>> Begin GIVEN DATA

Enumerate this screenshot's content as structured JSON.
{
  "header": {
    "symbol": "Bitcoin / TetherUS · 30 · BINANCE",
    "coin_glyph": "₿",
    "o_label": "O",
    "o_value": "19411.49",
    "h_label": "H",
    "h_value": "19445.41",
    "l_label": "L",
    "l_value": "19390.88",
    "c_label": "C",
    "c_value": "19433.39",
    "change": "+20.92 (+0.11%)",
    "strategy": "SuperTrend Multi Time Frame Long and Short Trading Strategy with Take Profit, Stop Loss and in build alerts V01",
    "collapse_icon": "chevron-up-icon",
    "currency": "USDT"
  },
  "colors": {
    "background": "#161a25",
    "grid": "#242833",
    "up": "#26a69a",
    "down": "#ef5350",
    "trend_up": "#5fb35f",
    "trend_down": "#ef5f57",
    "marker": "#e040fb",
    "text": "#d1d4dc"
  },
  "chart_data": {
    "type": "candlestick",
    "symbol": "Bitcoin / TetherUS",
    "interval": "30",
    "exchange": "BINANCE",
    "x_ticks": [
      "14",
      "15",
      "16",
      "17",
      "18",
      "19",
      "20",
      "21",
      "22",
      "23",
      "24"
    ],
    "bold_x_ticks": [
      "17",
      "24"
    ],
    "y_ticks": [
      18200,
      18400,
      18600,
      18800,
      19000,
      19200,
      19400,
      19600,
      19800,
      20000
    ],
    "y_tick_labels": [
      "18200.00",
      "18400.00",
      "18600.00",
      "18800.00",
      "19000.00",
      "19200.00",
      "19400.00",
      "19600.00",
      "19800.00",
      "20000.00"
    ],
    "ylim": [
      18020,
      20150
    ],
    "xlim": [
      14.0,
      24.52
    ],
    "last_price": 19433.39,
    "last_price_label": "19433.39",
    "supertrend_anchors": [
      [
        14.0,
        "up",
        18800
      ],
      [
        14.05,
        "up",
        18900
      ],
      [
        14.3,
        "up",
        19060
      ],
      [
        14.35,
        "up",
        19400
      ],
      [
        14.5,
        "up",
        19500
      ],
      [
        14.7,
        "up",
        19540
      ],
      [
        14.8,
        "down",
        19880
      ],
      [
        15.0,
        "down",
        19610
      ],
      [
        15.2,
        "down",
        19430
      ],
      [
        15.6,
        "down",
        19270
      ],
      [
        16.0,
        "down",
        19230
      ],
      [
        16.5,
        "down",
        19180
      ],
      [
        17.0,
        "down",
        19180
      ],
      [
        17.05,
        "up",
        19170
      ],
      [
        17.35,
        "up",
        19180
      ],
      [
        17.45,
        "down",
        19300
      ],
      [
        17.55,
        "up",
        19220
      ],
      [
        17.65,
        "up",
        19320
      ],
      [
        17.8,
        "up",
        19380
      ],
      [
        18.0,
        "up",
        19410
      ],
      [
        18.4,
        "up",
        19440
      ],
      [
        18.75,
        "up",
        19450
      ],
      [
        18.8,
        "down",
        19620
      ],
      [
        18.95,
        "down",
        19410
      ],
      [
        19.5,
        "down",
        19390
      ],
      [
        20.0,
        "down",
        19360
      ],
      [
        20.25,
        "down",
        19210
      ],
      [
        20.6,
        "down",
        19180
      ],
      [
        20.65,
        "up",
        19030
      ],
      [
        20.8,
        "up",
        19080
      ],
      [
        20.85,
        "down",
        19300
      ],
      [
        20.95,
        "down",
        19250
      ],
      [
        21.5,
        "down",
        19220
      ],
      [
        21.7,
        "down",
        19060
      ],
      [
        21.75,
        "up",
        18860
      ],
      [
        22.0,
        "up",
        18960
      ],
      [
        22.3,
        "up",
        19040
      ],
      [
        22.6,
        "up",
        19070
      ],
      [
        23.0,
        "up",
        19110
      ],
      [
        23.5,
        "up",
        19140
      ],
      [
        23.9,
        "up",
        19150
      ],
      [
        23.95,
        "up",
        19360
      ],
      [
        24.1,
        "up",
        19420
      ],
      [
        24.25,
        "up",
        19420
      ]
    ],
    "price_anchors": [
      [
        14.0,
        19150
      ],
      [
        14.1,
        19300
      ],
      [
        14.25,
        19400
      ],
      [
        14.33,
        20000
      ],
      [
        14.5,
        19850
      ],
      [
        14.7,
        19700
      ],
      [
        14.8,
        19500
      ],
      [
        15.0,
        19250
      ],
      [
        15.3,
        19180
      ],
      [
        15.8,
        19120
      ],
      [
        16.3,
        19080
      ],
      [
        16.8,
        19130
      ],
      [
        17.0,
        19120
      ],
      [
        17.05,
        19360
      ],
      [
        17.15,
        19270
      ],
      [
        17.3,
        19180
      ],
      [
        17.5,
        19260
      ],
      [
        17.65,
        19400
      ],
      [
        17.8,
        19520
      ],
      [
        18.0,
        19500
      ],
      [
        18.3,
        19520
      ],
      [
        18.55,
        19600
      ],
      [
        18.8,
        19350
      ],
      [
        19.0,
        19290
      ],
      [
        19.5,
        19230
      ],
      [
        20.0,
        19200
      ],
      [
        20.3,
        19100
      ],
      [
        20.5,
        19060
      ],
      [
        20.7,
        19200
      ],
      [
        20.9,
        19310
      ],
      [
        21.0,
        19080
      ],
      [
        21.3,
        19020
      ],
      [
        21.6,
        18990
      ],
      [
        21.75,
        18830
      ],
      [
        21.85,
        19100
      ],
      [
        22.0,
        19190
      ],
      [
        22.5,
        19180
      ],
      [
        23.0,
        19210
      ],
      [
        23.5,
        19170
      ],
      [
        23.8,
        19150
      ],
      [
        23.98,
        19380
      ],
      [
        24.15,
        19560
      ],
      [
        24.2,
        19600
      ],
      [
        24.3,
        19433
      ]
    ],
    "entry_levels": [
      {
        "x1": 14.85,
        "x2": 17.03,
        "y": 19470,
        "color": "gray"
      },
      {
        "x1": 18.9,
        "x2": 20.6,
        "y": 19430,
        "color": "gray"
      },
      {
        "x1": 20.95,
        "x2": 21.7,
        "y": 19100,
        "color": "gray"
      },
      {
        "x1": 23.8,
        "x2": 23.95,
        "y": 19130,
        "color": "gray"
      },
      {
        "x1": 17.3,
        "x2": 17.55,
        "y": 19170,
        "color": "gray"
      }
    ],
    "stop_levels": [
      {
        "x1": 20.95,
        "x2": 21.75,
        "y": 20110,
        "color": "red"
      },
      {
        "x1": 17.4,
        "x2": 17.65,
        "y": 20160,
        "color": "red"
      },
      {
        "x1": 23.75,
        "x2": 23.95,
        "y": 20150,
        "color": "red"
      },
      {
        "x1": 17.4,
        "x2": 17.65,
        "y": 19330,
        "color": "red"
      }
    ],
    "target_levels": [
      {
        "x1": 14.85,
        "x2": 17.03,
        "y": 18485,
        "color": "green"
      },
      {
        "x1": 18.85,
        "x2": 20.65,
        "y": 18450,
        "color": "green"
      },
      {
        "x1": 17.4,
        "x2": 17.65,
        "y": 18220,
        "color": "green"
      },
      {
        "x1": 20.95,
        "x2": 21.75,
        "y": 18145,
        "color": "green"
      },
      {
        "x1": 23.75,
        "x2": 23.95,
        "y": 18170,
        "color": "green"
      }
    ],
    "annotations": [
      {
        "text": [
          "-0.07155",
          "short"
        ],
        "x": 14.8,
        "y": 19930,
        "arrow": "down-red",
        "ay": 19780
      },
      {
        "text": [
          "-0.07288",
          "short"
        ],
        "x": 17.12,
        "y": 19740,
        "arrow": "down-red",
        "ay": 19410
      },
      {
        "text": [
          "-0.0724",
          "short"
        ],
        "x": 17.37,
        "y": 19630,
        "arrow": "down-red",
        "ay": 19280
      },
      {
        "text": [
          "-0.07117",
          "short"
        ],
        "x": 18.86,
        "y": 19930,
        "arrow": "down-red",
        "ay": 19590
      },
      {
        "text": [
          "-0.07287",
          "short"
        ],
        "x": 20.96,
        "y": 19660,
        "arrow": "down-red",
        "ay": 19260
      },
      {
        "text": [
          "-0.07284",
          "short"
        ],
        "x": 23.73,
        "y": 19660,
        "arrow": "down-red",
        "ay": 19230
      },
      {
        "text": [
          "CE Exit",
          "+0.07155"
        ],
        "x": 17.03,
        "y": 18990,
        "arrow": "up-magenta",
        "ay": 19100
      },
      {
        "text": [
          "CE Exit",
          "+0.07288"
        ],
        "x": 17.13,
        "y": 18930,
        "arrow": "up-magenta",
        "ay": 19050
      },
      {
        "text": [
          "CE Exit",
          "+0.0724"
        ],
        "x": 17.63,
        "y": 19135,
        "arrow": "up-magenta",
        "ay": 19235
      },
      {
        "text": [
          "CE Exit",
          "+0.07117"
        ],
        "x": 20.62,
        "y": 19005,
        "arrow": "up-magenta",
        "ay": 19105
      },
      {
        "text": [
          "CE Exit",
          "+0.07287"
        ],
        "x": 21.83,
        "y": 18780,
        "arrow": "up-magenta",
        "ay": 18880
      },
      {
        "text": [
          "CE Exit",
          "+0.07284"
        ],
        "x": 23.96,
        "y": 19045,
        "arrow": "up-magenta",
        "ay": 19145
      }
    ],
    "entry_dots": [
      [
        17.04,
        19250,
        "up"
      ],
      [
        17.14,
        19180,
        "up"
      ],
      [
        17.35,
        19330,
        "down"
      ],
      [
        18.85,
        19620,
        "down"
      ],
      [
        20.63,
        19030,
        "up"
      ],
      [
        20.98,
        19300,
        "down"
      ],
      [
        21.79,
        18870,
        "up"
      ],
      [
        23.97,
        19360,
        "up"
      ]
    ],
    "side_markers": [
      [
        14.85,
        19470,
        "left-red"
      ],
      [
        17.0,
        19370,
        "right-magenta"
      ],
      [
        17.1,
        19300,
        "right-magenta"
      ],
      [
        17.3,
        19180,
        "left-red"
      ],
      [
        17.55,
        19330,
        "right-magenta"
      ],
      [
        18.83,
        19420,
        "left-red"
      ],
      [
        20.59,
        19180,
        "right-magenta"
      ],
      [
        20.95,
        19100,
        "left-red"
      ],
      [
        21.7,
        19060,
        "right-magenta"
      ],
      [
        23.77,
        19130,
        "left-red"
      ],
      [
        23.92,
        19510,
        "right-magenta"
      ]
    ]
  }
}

>> End GIVEN DATA

WHAT IS EXPECTED: Return all lines containing the word "TetherUS".

COMPLETE OUTPUT:
    "symbol": "Bitcoin / TetherUS · 30 · BINANCE",
    "symbol": "Bitcoin / TetherUS",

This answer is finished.